» DIRECTIONS FOR THIS TASK: Retype each entry below, keeping every character the same.

>> START ENTRIES SHOWN

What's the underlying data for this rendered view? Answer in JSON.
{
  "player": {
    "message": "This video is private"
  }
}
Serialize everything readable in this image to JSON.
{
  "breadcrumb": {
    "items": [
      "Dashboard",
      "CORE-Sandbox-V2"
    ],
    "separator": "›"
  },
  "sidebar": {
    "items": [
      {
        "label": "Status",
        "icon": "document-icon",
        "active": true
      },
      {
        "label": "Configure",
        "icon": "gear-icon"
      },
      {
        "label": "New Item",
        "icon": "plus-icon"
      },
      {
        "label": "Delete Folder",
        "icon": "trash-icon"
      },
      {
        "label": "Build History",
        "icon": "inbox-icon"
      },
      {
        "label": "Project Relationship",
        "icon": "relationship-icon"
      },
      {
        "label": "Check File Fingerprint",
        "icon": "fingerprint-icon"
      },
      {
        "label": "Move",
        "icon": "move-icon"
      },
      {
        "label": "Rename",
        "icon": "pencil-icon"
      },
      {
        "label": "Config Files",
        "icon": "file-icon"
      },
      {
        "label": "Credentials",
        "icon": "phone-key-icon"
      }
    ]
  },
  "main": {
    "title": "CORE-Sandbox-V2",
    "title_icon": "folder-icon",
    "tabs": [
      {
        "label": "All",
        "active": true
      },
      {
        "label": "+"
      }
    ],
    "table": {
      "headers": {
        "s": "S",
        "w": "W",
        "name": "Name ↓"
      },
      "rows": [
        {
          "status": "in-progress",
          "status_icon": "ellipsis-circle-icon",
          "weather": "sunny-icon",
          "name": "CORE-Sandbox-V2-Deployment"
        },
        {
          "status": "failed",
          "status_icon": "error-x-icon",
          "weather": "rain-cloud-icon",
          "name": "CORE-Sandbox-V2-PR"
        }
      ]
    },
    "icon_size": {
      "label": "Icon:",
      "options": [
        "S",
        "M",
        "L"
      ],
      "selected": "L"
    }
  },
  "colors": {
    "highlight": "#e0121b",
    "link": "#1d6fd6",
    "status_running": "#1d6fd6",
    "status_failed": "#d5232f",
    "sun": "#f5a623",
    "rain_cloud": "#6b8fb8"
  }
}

>> END ENTRIES SHOWN

» EXERCISE OUTPUT:
What's the underlying data for this rendered view? Answer in JSON.
{
  "player": {
    "message": "This video is private"
  }
}
Serialize everything readable in this image to JSON.
{
  "breadcrumb": {
    "items": [
      "Dashboard",
      "CORE-Sandbox-V2"
    ],
    "separator": "›"
  },
  "sidebar": {
    "items": [
      {
        "label": "Status",
        "icon": "document-icon",
        "active": true
      },
      {
        "label": "Configure",
        "icon": "gear-icon"
      },
      {
        "label": "New Item",
        "icon": "plus-icon"
      },
      {
        "label": "Delete Folder",
        "icon": "trash-icon"
      },
      {
        "label": "Build History",
        "icon": "inbox-icon"
      },
      {
        "label": "Project Relationship",
        "icon": "relationship-icon"
      },
      {
        "label": "Check File Fingerprint",
        "icon": "fingerprint-icon"
      },
      {
        "label": "Move",
        "icon": "move-icon"
      },
      {
        "label": "Rename",
        "icon": "pencil-icon"
      },
      {
        "label": "Config Files",
        "icon": "file-icon"
      },
      {
        "label": "Credentials",
        "icon": "phone-key-icon"
      }
    ]
  },
  "main": {
    "title": "CORE-Sandbox-V2",
    "title_icon": "folder-icon",
    "tabs": [
      {
        "label": "All",
        "active": true
      },
      {
        "label": "+"
      }
    ],
    "table": {
      "headers": {
        "s": "S",
        "w": "W",
        "name": "Name ↓"
      },
      "rows": [
        {
          "status": "in-progress",
          "status_icon": "ellipsis-circle-icon",
          "weather": "sunny-icon",
          "name": "CORE-Sandbox-V2-Deployment"
        },
        {
          "status": "failed",
          "status_icon": "error-x-icon",
          "weather": "rain-cloud-icon",
          "name": "CORE-Sandbox-V2-PR"
        }
      ]
    },
    "icon_size": {
      "label": "Icon:",
      "options": [
        "S",
        "M",
        "L"
      ],
      "selected": "L"
    }
  },
  "colors": {
    "highlight": "#e0121b",
    "link": "#1d6fd6",
    "status_running": "#1d6fd6",
    "status_failed": "#d5232f",
    "sun": "#f5a623",
    "rain_cloud": "#6b8fb8"
  }
}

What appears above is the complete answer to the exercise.